● WHAT YOU SHOULD DO
Go through the entries below and copy each line containing the word "variant".

● RECORDS FOR THE TASK
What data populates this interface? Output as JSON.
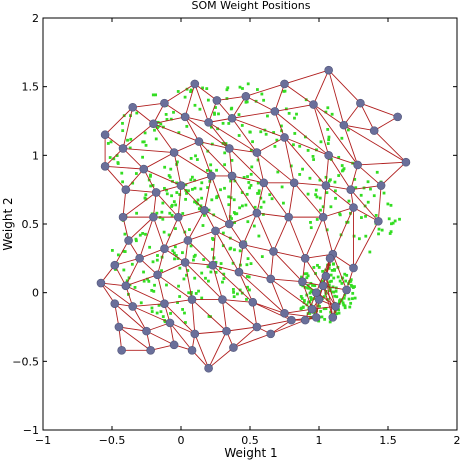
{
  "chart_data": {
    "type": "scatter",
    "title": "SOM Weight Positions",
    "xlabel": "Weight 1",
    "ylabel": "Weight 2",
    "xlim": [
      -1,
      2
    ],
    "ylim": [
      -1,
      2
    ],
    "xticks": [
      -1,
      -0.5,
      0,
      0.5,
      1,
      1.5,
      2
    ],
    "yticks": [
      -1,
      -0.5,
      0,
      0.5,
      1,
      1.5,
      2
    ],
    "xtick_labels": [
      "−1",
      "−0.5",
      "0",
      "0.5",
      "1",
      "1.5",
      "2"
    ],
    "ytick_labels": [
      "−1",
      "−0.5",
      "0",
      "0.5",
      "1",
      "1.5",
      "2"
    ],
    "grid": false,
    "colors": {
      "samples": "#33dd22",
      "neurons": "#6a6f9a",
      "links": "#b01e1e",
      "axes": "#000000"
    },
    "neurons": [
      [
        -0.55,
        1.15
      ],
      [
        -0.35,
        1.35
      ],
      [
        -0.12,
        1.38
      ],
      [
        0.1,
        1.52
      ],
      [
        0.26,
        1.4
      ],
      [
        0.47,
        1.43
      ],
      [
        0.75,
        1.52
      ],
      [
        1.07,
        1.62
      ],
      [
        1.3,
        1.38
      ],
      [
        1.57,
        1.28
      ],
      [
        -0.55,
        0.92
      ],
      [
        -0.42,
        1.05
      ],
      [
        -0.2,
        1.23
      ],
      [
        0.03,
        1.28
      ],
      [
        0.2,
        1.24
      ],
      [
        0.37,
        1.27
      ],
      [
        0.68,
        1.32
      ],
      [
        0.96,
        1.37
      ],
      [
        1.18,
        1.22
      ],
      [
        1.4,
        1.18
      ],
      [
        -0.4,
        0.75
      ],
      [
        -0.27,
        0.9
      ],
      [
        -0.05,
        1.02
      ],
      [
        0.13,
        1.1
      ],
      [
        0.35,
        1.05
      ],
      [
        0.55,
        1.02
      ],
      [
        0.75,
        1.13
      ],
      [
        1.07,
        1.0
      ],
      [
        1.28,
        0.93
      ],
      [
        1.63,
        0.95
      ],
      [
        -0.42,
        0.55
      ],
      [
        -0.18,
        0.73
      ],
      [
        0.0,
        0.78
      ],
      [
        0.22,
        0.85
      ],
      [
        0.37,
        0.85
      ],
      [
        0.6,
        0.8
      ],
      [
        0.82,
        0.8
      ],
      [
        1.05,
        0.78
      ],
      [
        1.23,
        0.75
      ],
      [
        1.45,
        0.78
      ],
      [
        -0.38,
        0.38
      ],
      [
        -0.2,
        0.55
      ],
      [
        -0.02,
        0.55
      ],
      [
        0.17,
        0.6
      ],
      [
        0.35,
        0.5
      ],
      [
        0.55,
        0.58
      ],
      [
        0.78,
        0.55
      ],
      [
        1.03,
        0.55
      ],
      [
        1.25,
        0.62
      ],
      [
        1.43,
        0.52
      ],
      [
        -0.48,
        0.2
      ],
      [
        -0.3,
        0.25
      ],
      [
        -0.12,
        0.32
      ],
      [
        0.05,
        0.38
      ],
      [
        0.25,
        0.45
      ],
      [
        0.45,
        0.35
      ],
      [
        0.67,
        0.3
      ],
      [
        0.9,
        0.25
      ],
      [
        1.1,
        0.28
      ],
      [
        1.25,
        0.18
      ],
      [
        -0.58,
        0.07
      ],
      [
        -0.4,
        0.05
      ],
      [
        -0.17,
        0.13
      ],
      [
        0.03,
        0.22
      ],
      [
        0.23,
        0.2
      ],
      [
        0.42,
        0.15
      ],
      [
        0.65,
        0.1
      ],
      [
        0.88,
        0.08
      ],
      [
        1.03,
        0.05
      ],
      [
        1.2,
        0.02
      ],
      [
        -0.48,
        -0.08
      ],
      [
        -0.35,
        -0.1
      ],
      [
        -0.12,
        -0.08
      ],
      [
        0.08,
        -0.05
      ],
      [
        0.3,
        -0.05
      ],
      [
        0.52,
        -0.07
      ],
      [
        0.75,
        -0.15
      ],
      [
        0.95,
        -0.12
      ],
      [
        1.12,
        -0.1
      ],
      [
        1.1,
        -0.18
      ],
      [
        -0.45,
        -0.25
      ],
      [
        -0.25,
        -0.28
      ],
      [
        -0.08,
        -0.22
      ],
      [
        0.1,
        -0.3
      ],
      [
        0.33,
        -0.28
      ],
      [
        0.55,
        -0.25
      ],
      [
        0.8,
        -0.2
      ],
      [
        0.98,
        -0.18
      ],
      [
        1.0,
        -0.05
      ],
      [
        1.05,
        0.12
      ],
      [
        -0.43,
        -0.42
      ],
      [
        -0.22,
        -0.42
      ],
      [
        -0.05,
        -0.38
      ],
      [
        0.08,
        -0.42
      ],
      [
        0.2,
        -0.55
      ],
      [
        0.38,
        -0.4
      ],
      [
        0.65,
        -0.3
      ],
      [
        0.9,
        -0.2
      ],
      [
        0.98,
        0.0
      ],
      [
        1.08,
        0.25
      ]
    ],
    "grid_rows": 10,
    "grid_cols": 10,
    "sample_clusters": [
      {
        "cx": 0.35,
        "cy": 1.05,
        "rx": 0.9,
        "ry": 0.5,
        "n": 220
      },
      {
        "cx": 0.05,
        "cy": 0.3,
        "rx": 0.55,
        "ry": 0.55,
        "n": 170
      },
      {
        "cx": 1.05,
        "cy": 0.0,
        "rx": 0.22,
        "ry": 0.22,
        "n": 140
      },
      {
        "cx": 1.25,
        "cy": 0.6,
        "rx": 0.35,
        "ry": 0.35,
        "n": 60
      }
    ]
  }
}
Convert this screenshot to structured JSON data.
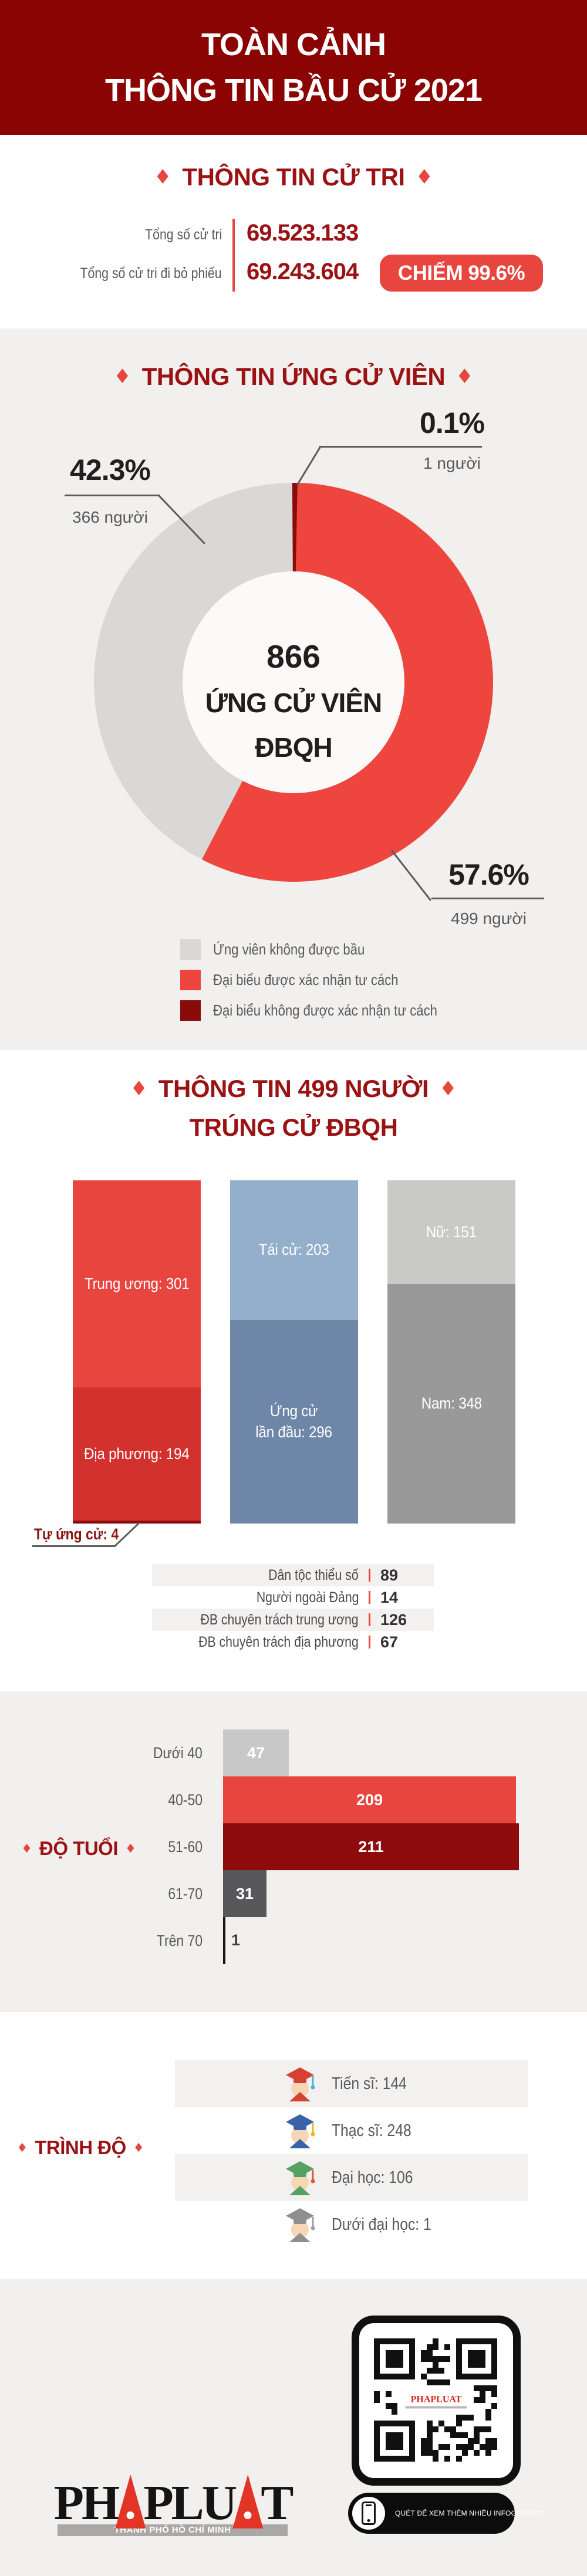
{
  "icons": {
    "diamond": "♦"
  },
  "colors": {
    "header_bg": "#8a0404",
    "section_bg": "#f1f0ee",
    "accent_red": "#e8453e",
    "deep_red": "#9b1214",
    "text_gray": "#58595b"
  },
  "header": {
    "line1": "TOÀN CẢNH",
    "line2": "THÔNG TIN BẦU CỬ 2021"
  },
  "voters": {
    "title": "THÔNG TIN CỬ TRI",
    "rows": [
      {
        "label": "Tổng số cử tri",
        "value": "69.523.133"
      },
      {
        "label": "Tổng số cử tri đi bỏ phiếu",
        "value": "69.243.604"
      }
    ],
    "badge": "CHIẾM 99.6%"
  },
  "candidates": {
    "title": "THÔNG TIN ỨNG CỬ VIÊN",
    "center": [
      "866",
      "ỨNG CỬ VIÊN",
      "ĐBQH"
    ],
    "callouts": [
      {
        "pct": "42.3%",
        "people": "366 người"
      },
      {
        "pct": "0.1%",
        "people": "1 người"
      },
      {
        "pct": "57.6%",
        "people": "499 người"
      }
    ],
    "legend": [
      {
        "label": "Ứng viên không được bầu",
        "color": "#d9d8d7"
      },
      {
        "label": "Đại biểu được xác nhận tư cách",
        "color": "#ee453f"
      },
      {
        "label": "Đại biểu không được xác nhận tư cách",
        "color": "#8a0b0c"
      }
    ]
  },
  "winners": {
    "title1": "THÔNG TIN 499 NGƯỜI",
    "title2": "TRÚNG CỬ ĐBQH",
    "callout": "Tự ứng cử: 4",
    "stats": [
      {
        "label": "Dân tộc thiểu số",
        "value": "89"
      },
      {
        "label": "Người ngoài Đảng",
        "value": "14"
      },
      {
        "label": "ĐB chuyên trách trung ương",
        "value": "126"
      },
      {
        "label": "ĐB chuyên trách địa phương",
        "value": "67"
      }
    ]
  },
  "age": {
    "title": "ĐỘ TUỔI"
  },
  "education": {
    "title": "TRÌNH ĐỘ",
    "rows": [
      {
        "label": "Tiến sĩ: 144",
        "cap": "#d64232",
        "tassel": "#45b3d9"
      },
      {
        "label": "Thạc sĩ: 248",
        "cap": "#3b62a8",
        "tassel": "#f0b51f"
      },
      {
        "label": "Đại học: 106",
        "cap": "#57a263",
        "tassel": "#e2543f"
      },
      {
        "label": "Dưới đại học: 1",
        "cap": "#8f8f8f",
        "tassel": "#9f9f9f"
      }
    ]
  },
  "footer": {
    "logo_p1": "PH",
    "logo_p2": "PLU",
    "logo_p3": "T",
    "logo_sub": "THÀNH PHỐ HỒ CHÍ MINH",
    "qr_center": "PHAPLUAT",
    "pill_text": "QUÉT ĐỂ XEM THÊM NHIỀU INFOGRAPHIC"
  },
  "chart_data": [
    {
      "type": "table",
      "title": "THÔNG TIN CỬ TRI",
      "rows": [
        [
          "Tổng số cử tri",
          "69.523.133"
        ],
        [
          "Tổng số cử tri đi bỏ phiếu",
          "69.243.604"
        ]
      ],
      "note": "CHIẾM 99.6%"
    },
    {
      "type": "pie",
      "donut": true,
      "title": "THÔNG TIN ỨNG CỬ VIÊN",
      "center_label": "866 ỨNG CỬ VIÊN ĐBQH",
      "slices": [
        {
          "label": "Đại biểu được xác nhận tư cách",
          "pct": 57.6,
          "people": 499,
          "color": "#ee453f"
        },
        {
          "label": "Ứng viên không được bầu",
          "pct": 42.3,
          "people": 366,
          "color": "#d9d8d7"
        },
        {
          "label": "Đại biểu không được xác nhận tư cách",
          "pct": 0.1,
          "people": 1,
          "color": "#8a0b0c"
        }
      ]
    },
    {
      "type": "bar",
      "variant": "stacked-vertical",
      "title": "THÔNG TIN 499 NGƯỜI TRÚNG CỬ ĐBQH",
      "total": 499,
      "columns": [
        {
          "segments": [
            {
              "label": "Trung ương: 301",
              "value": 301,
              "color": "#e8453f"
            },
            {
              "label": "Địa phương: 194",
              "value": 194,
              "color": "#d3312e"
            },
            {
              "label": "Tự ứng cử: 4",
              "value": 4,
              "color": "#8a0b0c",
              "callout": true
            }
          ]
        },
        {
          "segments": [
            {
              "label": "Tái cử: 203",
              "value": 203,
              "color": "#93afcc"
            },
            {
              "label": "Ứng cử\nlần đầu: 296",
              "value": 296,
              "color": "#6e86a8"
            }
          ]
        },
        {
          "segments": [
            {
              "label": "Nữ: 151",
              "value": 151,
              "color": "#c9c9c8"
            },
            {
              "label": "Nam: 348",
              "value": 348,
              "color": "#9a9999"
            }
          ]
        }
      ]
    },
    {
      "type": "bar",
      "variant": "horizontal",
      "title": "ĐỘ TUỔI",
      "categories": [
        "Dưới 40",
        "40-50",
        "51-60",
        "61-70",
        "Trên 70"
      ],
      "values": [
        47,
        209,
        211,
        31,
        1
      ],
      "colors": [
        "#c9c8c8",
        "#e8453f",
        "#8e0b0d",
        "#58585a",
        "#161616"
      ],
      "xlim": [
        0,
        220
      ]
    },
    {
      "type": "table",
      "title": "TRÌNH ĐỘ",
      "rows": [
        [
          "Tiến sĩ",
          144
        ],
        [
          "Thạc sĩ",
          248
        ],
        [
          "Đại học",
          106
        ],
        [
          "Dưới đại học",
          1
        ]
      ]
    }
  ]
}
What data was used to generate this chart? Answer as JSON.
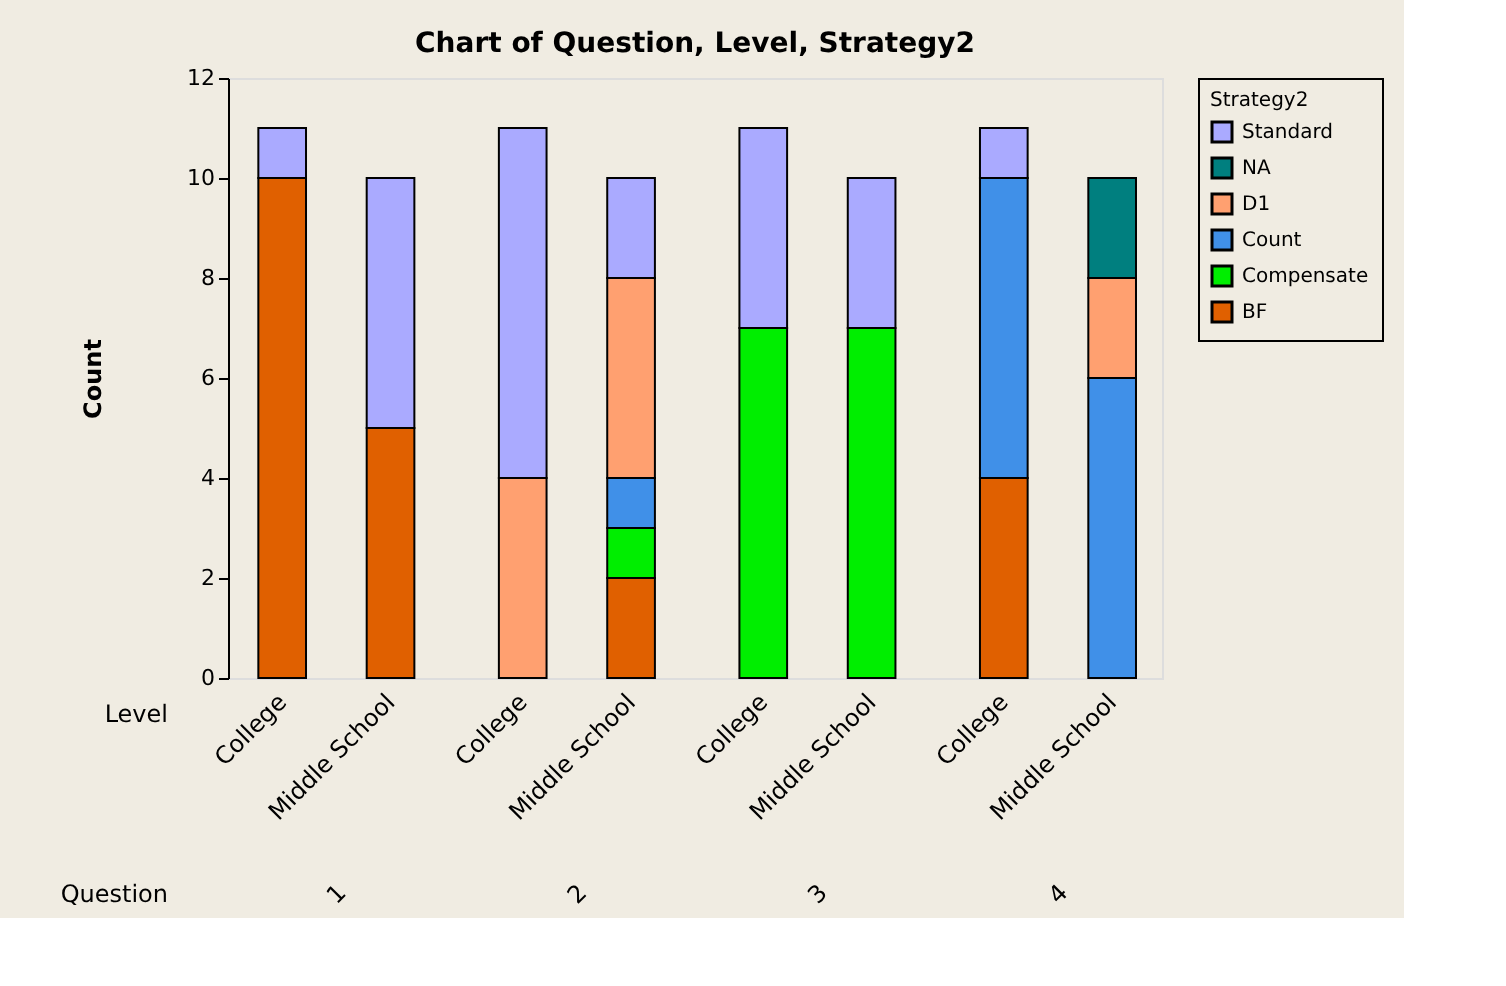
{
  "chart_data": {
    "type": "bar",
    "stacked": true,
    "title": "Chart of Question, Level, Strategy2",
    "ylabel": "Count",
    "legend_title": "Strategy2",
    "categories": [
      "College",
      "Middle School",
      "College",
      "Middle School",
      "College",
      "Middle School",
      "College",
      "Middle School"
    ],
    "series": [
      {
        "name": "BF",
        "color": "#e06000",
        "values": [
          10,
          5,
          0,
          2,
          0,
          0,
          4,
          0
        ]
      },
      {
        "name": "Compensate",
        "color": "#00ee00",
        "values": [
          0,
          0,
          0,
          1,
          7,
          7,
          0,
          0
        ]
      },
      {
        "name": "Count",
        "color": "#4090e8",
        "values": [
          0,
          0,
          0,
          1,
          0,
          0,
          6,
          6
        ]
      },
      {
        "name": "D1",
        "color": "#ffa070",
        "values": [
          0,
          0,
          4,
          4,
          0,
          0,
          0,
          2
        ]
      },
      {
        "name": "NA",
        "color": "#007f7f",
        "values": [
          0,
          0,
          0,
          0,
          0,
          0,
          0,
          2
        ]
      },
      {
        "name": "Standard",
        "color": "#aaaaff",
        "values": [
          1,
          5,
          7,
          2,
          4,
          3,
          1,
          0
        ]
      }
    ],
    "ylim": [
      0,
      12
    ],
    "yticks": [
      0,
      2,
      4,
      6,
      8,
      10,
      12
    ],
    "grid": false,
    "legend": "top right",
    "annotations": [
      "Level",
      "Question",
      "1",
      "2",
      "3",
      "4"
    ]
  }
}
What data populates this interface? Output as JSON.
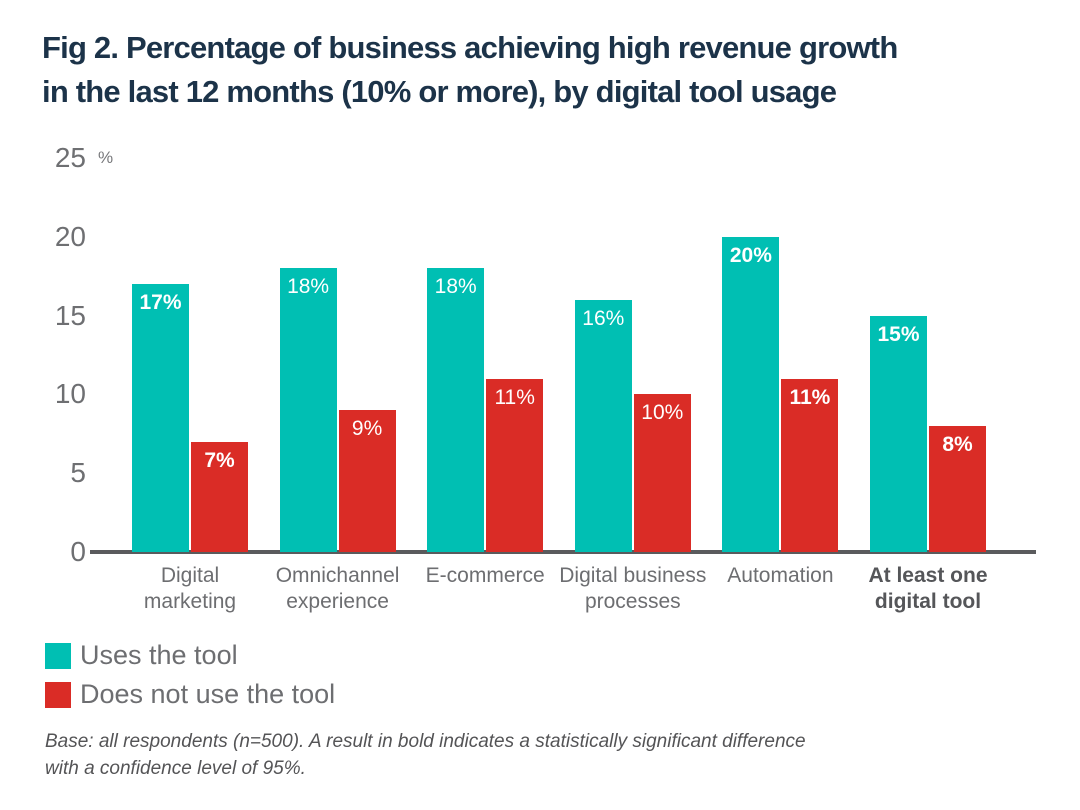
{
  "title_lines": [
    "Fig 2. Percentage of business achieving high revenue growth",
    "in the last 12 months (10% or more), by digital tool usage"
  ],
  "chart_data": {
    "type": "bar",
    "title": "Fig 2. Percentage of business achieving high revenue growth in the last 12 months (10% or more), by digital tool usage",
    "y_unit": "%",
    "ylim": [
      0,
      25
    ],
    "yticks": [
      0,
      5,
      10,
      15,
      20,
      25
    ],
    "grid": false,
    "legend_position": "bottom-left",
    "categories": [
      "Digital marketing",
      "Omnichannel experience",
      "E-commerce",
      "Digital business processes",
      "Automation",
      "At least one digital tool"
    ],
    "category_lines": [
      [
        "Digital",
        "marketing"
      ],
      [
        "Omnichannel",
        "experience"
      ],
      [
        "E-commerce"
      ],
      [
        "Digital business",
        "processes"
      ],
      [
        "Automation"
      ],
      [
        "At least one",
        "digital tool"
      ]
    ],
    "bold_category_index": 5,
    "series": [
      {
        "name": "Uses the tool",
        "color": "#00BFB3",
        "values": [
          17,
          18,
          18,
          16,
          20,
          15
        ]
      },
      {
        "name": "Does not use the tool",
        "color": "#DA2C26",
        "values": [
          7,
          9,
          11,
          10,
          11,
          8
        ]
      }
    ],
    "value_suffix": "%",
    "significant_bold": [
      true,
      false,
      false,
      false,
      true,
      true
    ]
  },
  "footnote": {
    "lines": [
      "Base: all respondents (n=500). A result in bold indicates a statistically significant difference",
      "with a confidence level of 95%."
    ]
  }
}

● RESULT OF THE TASK
      "variant": "stacked-vertical",
      "variant": "horizontal",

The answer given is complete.